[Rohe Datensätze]

_ _ _ _ _ _ _

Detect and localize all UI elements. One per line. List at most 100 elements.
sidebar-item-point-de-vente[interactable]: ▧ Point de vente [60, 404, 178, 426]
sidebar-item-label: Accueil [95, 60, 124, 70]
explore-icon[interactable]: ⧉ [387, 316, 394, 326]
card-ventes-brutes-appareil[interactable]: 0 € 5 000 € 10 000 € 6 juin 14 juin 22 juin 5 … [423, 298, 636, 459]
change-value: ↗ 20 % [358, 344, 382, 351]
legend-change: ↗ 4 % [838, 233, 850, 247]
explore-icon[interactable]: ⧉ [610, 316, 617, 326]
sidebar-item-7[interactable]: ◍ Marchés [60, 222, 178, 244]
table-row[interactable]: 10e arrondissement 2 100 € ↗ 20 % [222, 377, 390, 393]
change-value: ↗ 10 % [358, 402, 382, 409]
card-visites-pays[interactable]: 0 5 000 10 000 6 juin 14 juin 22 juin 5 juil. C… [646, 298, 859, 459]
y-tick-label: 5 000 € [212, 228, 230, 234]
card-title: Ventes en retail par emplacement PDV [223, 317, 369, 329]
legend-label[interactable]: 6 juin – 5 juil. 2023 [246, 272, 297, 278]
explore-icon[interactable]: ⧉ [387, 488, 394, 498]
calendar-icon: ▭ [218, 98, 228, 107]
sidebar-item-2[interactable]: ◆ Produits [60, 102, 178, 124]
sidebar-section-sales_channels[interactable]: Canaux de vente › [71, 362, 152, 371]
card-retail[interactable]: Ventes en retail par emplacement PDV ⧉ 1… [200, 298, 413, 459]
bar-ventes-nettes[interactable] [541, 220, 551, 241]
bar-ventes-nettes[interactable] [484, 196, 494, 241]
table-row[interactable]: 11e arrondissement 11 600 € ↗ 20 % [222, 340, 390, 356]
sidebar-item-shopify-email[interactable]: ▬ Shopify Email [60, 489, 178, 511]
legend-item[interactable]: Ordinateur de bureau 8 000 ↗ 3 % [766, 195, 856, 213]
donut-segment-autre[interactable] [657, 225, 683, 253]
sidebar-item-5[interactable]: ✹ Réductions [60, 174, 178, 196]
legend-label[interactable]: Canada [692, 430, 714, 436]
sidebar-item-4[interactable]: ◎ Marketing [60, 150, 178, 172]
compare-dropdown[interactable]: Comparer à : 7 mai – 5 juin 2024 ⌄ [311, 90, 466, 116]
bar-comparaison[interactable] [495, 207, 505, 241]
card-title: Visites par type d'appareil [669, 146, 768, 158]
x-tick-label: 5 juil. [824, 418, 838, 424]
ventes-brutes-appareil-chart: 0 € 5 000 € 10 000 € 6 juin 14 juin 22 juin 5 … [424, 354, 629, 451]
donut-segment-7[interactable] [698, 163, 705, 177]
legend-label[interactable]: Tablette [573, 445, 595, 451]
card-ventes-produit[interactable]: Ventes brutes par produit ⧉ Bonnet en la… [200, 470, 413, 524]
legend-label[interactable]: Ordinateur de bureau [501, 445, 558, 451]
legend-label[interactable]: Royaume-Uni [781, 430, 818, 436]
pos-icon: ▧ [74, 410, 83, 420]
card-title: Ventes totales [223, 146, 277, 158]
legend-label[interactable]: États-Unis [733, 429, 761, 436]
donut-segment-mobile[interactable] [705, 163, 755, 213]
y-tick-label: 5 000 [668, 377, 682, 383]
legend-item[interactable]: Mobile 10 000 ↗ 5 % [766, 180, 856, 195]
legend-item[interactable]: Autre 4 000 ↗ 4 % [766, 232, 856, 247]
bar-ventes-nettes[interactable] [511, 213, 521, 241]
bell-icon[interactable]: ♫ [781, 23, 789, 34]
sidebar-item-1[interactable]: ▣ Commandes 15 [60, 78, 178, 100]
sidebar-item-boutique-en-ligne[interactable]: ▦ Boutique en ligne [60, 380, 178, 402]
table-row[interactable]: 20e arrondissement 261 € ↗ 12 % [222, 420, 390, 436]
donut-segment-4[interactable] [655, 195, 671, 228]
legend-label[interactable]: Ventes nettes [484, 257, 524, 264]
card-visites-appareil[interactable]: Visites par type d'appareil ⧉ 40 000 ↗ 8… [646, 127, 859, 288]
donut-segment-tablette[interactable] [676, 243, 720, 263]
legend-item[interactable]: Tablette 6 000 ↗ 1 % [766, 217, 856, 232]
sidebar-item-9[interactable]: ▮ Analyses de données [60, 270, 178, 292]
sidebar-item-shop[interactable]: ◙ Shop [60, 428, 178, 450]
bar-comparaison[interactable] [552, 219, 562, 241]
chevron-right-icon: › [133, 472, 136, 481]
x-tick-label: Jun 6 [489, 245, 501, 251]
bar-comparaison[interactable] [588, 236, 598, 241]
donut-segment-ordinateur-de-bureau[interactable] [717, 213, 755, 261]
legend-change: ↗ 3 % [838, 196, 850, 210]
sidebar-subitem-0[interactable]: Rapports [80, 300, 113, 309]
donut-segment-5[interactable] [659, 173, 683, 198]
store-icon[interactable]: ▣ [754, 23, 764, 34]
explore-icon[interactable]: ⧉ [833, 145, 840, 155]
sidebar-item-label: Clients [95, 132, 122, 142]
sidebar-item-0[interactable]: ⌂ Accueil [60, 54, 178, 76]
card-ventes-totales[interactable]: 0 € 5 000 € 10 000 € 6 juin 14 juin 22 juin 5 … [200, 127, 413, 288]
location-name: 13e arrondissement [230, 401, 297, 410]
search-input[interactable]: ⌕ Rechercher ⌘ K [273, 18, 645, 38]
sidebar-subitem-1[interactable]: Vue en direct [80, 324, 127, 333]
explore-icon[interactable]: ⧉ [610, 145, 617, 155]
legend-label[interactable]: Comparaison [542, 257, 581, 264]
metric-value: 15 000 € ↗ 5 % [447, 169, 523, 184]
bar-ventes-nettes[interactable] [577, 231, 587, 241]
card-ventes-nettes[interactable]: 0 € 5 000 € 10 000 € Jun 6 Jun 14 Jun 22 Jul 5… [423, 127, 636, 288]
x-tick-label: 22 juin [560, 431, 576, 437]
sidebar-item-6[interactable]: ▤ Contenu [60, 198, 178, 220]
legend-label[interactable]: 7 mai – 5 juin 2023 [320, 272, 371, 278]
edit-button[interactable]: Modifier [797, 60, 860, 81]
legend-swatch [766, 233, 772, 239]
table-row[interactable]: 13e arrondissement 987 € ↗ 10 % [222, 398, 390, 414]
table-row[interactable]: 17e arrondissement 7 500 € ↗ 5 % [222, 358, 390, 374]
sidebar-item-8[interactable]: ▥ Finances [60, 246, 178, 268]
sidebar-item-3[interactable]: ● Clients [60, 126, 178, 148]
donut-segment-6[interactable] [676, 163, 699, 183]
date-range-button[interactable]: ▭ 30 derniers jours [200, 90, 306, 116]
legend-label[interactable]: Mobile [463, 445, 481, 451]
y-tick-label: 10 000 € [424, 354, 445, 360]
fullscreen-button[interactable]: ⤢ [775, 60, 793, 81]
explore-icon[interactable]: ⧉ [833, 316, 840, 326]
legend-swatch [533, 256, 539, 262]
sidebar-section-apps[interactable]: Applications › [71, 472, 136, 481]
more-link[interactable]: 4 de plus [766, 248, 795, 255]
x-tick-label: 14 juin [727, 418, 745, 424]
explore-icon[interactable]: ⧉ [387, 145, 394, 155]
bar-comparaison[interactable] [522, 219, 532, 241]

_ _ _ _ _ _ _

# Ziel
Schreibe die Datensätze oben Zeile für Zeile unverändert ab.

# Vollständige Antwort
Detect and localize all UI elements. One per line. List at most 100 elements.
sidebar-item-point-de-vente[interactable]: ▧ Point de vente [60, 404, 178, 426]
sidebar-item-label: Accueil [95, 60, 124, 70]
explore-icon[interactable]: ⧉ [387, 316, 394, 326]
card-ventes-brutes-appareil[interactable]: 0 € 5 000 € 10 000 € 6 juin 14 juin 22 juin 5 … [423, 298, 636, 459]
change-value: ↗ 20 % [358, 344, 382, 351]
legend-change: ↗ 4 % [838, 233, 850, 247]
explore-icon[interactable]: ⧉ [610, 316, 617, 326]
sidebar-item-7[interactable]: ◍ Marchés [60, 222, 178, 244]
table-row[interactable]: 10e arrondissement 2 100 € ↗ 20 % [222, 377, 390, 393]
change-value: ↗ 10 % [358, 402, 382, 409]
card-visites-pays[interactable]: 0 5 000 10 000 6 juin 14 juin 22 juin 5 juil. C… [646, 298, 859, 459]
y-tick-label: 5 000 € [212, 228, 230, 234]
card-title: Ventes en retail par emplacement PDV [223, 317, 369, 329]
legend-label[interactable]: 6 juin – 5 juil. 2023 [246, 272, 297, 278]
explore-icon[interactable]: ⧉ [387, 488, 394, 498]
calendar-icon: ▭ [218, 98, 228, 107]
sidebar-item-2[interactable]: ◆ Produits [60, 102, 178, 124]
sidebar-section-sales_channels[interactable]: Canaux de vente › [71, 362, 152, 371]
card-retail[interactable]: Ventes en retail par emplacement PDV ⧉ 1… [200, 298, 413, 459]
bar-ventes-nettes[interactable] [541, 220, 551, 241]
bar-ventes-nettes[interactable] [484, 196, 494, 241]
table-row[interactable]: 11e arrondissement 11 600 € ↗ 20 % [222, 340, 390, 356]
sidebar-item-shopify-email[interactable]: ▬ Shopify Email [60, 489, 178, 511]
legend-item[interactable]: Ordinateur de bureau 8 000 ↗ 3 % [766, 195, 856, 213]
donut-segment-autre[interactable] [657, 225, 683, 253]
sidebar-item-5[interactable]: ✹ Réductions [60, 174, 178, 196]
legend-label[interactable]: Canada [692, 430, 714, 436]
sidebar-item-4[interactable]: ◎ Marketing [60, 150, 178, 172]
compare-dropdown[interactable]: Comparer à : 7 mai – 5 juin 2024 ⌄ [311, 90, 466, 116]
bar-comparaison[interactable] [495, 207, 505, 241]
card-title: Visites par type d'appareil [669, 146, 768, 158]
x-tick-label: 5 juil. [824, 418, 838, 424]
ventes-brutes-appareil-chart: 0 € 5 000 € 10 000 € 6 juin 14 juin 22 juin 5 … [424, 354, 629, 451]
donut-segment-7[interactable] [698, 163, 705, 177]
legend-label[interactable]: Tablette [573, 445, 595, 451]
card-ventes-produit[interactable]: Ventes brutes par produit ⧉ Bonnet en la… [200, 470, 413, 524]
legend-label[interactable]: Ordinateur de bureau [501, 445, 558, 451]
legend-label[interactable]: Royaume-Uni [781, 430, 818, 436]
pos-icon: ▧ [74, 410, 83, 420]
card-title: Ventes totales [223, 146, 277, 158]
legend-label[interactable]: États-Unis [733, 429, 761, 436]
donut-segment-mobile[interactable] [705, 163, 755, 213]
y-tick-label: 5 000 [668, 377, 682, 383]
legend-item[interactable]: Mobile 10 000 ↗ 5 % [766, 180, 856, 195]
legend-item[interactable]: Autre 4 000 ↗ 4 % [766, 232, 856, 247]
bar-ventes-nettes[interactable] [511, 213, 521, 241]
bell-icon[interactable]: ♫ [781, 23, 789, 34]
sidebar-item-1[interactable]: ▣ Commandes 15 [60, 78, 178, 100]
sidebar-item-boutique-en-ligne[interactable]: ▦ Boutique en ligne [60, 380, 178, 402]
table-row[interactable]: 20e arrondissement 261 € ↗ 12 % [222, 420, 390, 436]
donut-segment-4[interactable] [655, 195, 671, 228]
legend-label[interactable]: Ventes nettes [484, 257, 524, 264]
card-visites-appareil[interactable]: Visites par type d'appareil ⧉ 40 000 ↗ 8… [646, 127, 859, 288]
donut-segment-tablette[interactable] [676, 243, 720, 263]
legend-item[interactable]: Tablette 6 000 ↗ 1 % [766, 217, 856, 232]
sidebar-item-9[interactable]: ▮ Analyses de données [60, 270, 178, 292]
sidebar-item-shop[interactable]: ◙ Shop [60, 428, 178, 450]
bar-comparaison[interactable] [552, 219, 562, 241]
chevron-right-icon: › [133, 472, 136, 481]
x-tick-label: Jun 6 [489, 245, 501, 251]
bar-comparaison[interactable] [588, 236, 598, 241]
donut-segment-ordinateur-de-bureau[interactable] [717, 213, 755, 261]
legend-change: ↗ 3 % [838, 196, 850, 210]
sidebar-subitem-0[interactable]: Rapports [80, 300, 113, 309]
donut-segment-5[interactable] [659, 173, 683, 198]
store-icon[interactable]: ▣ [754, 23, 764, 34]
explore-icon[interactable]: ⧉ [833, 145, 840, 155]
sidebar-item-label: Clients [95, 132, 122, 142]
sidebar-item-0[interactable]: ⌂ Accueil [60, 54, 178, 76]
card-ventes-totales[interactable]: 0 € 5 000 € 10 000 € 6 juin 14 juin 22 juin 5 … [200, 127, 413, 288]
location-name: 13e arrondissement [230, 401, 297, 410]
search-input[interactable]: ⌕ Rechercher ⌘ K [273, 18, 645, 38]
sidebar-subitem-1[interactable]: Vue en direct [80, 324, 127, 333]
explore-icon[interactable]: ⧉ [610, 145, 617, 155]
legend-label[interactable]: Comparaison [542, 257, 581, 264]
metric-value: 15 000 € ↗ 5 % [447, 169, 523, 184]
bar-ventes-nettes[interactable] [577, 231, 587, 241]
card-ventes-nettes[interactable]: 0 € 5 000 € 10 000 € Jun 6 Jun 14 Jun 22 Jul 5… [423, 127, 636, 288]
x-tick-label: 22 juin [560, 431, 576, 437]
sidebar-item-6[interactable]: ▤ Contenu [60, 198, 178, 220]
legend-label[interactable]: 7 mai – 5 juin 2023 [320, 272, 371, 278]
edit-button[interactable]: Modifier [797, 60, 860, 81]
legend-swatch [766, 233, 772, 239]
table-row[interactable]: 13e arrondissement 987 € ↗ 10 % [222, 398, 390, 414]
table-row[interactable]: 17e arrondissement 7 500 € ↗ 5 % [222, 358, 390, 374]
sidebar-item-8[interactable]: ▥ Finances [60, 246, 178, 268]
sidebar-item-3[interactable]: ● Clients [60, 126, 178, 148]
donut-segment-6[interactable] [676, 163, 699, 183]
date-range-button[interactable]: ▭ 30 derniers jours [200, 90, 306, 116]
legend-label[interactable]: Mobile [463, 445, 481, 451]
y-tick-label: 10 000 € [424, 354, 445, 360]
fullscreen-button[interactable]: ⤢ [775, 60, 793, 81]
explore-icon[interactable]: ⧉ [833, 316, 840, 326]
legend-swatch [533, 256, 539, 262]
sidebar-section-apps[interactable]: Applications › [71, 472, 136, 481]
more-link[interactable]: 4 de plus [766, 248, 795, 255]
x-tick-label: 14 juin [727, 418, 745, 424]
explore-icon[interactable]: ⧉ [387, 145, 394, 155]
bar-comparaison[interactable] [522, 219, 532, 241]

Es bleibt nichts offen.